EXERCISE REQUIREMENTS: Write out every record below exactly as it appears.

(Data items)

※ ※ ※

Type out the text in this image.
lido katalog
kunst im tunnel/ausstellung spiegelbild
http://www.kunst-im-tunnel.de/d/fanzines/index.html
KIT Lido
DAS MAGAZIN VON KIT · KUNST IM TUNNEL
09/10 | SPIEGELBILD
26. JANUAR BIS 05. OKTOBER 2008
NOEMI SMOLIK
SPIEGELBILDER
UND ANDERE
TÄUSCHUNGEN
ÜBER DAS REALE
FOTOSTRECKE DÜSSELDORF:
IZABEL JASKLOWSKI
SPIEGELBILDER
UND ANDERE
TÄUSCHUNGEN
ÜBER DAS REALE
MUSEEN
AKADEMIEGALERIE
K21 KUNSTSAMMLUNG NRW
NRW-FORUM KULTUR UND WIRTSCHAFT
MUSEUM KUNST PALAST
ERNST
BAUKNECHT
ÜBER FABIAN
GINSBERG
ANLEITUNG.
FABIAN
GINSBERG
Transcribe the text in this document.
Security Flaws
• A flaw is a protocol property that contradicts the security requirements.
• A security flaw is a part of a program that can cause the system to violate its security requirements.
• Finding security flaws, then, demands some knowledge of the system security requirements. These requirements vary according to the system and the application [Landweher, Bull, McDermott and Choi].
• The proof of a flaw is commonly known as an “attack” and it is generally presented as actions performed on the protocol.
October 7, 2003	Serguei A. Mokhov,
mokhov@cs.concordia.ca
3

※ ※ ※

RESULT FOR THIS EXERCISE:
Type out the text in this image.
lido katalog
kunst im tunnel/ausstellung spiegelbild
http://www.kunst-im-tunnel.de/d/fanzines/index.html
KIT Lido
DAS MAGAZIN VON KIT · KUNST IM TUNNEL
09/10 | SPIEGELBILD
26. JANUAR BIS 05. OKTOBER 2008
NOEMI SMOLIK
SPIEGELBILDER
UND ANDERE
TÄUSCHUNGEN
ÜBER DAS REALE
FOTOSTRECKE DÜSSELDORF:
IZABEL JASKLOWSKI
SPIEGELBILDER
UND ANDERE
TÄUSCHUNGEN
ÜBER DAS REALE
MUSEEN
AKADEMIEGALERIE
K21 KUNSTSAMMLUNG NRW
NRW-FORUM KULTUR UND WIRTSCHAFT
MUSEUM KUNST PALAST
ERNST
BAUKNECHT
ÜBER FABIAN
GINSBERG
ANLEITUNG.
FABIAN
GINSBERG
Transcribe the text in this document.
Security Flaws
• A flaw is a protocol property that contradicts the security requirements.
• A security flaw is a part of a program that can cause the system to violate its security requirements.
• Finding security flaws, then, demands some knowledge of the system security requirements. These requirements vary according to the system and the application [Landweher, Bull, McDermott and Choi].
• The proof of a flaw is commonly known as an “attack” and it is generally presented as actions performed on the protocol.
October 7, 2003	Serguei A. Mokhov,
mokhov@cs.concordia.ca
3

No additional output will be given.